■ **Stated goal**: Wherever the string "crash" appears in a line, extract that line.

■ **Data shown**:
________________

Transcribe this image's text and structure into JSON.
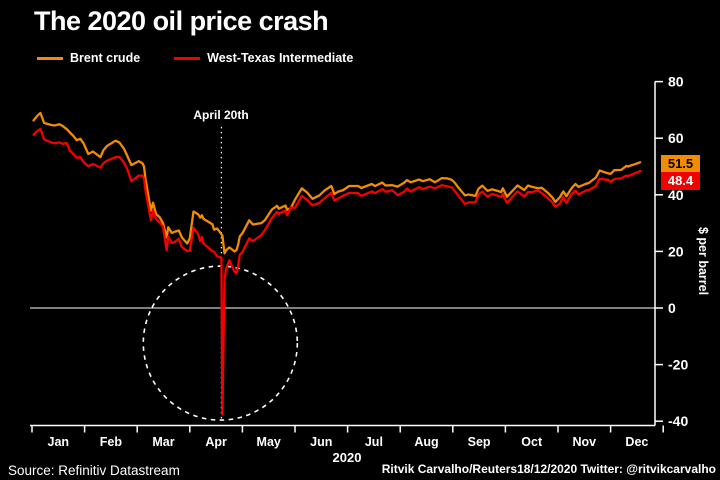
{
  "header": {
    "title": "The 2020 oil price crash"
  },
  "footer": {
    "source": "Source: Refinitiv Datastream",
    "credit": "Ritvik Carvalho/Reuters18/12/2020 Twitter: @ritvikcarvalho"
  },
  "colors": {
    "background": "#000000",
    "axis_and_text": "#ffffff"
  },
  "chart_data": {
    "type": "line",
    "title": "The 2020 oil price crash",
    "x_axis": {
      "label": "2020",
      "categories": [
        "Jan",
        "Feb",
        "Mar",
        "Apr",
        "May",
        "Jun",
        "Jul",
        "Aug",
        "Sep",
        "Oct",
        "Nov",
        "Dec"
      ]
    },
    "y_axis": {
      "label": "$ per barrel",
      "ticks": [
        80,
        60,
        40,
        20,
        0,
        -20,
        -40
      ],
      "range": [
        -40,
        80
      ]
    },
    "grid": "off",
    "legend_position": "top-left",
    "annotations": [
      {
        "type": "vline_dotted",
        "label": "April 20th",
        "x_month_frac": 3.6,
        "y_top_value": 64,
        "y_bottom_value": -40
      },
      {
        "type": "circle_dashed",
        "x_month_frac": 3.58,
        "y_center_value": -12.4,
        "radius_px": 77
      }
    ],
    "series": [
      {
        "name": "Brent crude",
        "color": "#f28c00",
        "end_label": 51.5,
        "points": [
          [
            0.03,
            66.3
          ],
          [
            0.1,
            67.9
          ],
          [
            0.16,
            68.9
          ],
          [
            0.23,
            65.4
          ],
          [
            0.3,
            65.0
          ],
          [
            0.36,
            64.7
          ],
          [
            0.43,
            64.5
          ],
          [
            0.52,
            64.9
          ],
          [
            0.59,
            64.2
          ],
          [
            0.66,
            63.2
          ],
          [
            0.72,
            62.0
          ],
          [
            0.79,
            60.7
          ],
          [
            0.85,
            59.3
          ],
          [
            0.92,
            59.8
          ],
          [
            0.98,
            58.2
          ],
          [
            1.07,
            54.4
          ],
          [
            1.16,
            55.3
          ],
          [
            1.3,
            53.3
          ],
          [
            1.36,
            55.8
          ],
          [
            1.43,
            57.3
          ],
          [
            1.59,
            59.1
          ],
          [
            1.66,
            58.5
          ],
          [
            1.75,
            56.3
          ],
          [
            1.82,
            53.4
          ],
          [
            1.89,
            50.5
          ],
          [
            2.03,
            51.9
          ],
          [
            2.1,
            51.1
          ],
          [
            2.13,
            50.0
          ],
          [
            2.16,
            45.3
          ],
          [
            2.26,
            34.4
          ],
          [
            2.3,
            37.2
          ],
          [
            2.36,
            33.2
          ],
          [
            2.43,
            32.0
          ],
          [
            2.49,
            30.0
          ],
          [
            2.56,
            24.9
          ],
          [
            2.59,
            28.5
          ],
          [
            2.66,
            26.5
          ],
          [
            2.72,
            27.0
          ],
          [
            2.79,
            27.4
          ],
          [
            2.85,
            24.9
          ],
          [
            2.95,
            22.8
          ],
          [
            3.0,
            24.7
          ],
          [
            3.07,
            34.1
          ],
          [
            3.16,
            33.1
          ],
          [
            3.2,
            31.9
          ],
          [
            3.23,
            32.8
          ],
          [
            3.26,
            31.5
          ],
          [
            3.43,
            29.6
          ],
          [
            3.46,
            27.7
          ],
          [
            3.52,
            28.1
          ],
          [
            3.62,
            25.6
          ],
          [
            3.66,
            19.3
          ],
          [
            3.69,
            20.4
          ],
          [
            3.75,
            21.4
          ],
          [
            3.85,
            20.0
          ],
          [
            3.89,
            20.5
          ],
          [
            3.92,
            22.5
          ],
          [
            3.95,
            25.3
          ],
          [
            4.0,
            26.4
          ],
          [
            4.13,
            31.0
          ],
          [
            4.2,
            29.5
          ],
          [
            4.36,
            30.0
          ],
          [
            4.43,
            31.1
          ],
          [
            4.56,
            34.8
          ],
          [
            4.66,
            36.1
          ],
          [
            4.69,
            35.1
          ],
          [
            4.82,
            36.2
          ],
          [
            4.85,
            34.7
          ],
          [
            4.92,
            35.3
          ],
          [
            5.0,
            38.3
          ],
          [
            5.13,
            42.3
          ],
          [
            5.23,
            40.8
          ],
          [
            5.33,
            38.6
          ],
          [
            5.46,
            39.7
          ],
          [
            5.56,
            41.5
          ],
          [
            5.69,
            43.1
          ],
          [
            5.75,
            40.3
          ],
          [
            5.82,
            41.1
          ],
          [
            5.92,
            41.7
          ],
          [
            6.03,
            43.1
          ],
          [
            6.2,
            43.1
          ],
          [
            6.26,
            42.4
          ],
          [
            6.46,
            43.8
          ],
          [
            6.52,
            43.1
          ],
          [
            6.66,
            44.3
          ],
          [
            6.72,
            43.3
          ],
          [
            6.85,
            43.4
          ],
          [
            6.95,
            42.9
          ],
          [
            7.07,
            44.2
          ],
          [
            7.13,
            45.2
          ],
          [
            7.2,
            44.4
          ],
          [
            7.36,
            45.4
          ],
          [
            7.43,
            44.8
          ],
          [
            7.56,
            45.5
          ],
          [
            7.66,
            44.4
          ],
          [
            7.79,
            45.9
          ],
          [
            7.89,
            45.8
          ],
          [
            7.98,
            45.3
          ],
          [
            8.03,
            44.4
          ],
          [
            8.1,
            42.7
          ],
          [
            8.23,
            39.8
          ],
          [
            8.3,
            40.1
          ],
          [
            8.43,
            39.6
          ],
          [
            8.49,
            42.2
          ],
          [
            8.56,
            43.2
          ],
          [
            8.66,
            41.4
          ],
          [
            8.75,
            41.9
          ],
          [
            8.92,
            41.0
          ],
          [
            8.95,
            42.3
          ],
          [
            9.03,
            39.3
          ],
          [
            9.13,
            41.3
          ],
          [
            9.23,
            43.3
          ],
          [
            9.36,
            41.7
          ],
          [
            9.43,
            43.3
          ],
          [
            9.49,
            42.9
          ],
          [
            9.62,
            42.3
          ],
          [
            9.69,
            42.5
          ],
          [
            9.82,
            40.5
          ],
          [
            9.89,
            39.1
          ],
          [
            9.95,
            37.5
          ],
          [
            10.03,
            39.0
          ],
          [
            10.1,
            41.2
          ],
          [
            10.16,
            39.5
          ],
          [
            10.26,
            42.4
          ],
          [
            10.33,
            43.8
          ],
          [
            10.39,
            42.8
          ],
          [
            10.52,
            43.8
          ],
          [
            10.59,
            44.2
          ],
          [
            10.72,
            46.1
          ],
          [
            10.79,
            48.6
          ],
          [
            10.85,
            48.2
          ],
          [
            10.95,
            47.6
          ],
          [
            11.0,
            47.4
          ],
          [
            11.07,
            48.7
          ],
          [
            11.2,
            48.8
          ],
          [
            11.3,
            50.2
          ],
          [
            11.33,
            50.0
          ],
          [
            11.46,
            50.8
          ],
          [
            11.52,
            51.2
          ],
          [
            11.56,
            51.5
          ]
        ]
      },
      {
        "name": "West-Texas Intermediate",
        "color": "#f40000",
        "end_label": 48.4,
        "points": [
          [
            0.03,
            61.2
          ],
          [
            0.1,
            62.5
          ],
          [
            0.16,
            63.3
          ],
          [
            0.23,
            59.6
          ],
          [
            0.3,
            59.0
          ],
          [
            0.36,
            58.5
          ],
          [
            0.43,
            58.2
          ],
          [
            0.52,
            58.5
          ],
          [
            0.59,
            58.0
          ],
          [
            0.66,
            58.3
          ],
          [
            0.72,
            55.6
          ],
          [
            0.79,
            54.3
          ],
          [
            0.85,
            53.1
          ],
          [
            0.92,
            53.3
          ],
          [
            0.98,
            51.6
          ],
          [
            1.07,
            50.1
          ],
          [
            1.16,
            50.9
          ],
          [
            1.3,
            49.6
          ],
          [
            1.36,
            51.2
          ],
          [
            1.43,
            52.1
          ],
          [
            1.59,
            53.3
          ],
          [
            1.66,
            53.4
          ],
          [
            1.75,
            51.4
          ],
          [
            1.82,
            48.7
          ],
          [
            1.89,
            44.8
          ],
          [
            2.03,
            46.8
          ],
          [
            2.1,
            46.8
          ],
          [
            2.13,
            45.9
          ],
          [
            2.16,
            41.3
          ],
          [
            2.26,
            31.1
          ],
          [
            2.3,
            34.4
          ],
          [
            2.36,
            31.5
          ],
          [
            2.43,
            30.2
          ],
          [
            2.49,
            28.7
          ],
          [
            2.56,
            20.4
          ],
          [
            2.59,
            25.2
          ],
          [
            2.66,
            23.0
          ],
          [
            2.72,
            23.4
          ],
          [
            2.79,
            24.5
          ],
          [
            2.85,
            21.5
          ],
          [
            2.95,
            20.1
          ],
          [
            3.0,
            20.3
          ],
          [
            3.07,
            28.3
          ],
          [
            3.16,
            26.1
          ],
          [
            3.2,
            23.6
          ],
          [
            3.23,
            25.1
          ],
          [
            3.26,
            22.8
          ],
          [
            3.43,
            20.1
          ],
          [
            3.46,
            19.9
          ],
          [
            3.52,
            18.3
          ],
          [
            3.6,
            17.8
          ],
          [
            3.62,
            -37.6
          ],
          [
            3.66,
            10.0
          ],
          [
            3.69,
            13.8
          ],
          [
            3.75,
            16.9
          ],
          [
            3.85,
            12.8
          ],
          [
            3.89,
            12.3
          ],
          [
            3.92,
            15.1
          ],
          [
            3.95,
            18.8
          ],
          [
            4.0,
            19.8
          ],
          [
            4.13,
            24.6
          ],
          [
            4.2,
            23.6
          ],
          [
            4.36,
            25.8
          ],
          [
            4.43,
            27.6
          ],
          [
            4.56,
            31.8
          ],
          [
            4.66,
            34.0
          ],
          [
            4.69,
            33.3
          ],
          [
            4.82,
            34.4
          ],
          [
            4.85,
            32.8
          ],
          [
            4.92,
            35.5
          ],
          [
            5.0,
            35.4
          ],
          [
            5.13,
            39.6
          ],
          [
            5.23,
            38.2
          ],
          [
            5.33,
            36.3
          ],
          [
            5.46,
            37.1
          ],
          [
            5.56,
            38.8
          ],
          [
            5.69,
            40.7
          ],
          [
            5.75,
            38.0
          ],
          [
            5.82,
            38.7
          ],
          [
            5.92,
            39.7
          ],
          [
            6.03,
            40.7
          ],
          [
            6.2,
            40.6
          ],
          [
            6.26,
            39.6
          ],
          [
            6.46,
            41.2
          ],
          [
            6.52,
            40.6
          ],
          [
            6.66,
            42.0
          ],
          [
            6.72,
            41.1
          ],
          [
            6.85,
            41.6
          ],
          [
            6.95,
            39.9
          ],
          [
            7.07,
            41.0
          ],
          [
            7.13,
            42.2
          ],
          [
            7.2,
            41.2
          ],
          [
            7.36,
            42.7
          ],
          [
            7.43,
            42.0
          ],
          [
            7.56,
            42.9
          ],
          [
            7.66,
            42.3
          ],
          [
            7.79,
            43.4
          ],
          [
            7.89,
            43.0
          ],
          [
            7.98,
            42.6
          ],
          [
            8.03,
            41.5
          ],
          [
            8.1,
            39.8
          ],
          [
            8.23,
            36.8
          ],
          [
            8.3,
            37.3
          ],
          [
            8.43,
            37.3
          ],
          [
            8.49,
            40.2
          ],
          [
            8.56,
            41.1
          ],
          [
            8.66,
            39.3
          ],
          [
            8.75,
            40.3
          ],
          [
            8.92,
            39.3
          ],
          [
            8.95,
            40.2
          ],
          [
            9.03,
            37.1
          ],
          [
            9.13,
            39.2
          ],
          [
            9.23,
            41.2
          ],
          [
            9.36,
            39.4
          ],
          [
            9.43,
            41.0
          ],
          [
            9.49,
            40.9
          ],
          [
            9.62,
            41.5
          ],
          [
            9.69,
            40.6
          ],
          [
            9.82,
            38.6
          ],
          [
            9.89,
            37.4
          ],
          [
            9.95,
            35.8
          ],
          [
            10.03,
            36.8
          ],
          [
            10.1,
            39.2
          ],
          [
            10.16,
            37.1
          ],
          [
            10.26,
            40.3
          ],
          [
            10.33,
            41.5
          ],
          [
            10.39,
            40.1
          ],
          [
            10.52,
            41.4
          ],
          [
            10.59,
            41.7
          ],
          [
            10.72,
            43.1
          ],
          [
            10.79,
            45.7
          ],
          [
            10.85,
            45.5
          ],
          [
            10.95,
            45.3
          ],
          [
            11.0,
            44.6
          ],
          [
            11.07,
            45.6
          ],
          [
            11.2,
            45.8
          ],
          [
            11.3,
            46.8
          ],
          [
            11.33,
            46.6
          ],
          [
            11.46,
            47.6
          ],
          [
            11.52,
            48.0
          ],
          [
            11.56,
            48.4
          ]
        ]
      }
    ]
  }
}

________________

■ **Answer**:
    "title": "The 2020 oil price crash"
    "title": "The 2020 oil price crash",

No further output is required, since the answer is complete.